* **DO THIS**: Find all lines in the records that include the word "ratio", and copy them out.

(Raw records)
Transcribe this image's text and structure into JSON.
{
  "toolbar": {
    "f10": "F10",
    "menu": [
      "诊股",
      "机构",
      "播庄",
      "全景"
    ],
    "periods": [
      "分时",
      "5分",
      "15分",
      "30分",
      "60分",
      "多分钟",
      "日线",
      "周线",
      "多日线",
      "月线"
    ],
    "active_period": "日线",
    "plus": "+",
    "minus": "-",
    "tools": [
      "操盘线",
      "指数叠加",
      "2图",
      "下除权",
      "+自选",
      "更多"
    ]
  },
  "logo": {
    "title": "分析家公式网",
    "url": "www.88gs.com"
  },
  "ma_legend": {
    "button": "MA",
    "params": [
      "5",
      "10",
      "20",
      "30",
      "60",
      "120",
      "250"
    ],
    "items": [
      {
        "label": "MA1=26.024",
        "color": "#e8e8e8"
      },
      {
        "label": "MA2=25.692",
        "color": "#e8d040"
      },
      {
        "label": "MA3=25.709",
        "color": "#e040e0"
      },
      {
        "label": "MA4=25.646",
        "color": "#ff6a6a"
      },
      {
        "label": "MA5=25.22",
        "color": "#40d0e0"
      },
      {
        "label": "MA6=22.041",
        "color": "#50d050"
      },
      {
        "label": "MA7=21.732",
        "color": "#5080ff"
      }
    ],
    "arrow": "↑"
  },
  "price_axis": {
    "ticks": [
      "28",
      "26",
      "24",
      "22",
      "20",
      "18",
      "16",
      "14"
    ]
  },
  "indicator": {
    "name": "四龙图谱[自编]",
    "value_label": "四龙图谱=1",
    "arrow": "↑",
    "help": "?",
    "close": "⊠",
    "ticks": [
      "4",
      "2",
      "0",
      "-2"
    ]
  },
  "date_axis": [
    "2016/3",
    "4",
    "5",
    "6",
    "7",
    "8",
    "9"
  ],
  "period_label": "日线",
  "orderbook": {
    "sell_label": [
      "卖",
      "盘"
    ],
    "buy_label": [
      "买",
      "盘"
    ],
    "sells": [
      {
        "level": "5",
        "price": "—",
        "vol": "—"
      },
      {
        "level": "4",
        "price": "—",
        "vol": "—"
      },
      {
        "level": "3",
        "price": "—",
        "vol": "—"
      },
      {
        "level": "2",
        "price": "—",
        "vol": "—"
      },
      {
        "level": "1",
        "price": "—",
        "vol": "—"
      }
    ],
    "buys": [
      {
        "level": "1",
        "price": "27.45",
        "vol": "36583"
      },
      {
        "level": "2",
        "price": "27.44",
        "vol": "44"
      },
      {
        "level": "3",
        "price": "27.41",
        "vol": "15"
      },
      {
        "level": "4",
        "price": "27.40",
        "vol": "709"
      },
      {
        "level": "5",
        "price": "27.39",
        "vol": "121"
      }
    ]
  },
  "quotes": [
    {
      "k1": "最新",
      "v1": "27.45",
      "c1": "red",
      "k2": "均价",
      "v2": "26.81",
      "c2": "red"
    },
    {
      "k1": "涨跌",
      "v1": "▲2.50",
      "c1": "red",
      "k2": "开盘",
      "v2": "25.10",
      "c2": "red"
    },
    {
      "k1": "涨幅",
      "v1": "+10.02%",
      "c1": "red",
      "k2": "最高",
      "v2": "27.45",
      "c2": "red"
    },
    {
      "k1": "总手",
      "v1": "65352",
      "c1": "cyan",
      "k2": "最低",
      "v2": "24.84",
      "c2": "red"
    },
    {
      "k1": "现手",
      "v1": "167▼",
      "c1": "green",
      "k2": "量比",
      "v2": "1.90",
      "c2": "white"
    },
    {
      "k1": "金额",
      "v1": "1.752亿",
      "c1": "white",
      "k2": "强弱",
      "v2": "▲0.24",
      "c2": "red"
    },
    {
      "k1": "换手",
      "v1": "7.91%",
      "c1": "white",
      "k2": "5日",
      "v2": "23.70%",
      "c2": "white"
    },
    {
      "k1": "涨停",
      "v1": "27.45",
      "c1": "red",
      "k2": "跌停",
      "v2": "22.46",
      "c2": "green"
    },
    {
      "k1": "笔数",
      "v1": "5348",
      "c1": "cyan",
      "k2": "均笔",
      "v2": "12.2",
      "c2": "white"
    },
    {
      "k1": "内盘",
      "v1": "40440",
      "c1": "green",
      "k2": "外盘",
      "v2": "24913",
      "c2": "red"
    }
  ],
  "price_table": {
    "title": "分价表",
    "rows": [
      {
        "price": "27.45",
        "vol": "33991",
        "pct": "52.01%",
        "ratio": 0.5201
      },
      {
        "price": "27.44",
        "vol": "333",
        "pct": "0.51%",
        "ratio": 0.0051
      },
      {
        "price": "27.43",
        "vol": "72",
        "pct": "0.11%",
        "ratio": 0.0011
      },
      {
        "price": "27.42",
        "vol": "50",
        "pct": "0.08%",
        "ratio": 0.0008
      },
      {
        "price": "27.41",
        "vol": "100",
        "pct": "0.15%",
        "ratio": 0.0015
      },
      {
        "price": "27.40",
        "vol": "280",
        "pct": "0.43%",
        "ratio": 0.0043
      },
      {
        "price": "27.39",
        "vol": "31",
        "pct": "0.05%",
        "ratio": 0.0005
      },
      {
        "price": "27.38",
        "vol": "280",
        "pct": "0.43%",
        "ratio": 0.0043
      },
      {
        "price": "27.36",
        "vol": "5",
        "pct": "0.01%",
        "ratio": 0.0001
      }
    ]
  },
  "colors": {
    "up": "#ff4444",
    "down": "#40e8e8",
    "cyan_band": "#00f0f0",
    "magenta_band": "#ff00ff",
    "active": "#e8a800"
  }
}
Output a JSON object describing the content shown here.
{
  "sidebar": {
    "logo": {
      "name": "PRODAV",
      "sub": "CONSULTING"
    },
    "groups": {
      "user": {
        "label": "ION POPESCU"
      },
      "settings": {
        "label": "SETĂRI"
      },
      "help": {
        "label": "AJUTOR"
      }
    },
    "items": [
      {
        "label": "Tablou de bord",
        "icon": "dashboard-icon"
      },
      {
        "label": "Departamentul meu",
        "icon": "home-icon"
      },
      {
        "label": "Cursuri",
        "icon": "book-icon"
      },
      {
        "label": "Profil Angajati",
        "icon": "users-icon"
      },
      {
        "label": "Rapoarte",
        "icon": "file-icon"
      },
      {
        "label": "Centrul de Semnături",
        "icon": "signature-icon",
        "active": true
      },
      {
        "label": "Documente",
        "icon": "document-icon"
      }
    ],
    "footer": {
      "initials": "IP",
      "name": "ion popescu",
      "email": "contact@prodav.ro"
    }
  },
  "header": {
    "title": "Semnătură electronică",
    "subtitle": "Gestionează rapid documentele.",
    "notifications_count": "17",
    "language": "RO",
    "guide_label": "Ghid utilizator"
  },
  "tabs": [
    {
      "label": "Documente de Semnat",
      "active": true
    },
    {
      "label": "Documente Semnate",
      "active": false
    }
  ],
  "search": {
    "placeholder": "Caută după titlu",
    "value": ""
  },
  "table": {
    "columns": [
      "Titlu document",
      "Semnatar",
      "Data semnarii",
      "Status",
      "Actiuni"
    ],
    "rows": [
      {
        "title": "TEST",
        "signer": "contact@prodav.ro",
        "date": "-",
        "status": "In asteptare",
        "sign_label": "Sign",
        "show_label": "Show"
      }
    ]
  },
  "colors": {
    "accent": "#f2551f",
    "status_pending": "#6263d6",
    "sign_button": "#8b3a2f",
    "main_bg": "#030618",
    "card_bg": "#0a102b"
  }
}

* **PROBLEM SOLUTION**:
        "ratio": 0.5201
        "ratio": 0.0051
        "ratio": 0.0011
        "ratio": 0.0008
        "ratio": 0.0015
        "ratio": 0.0043
        "ratio": 0.0005
        "ratio": 0.0043
        "ratio": 0.0001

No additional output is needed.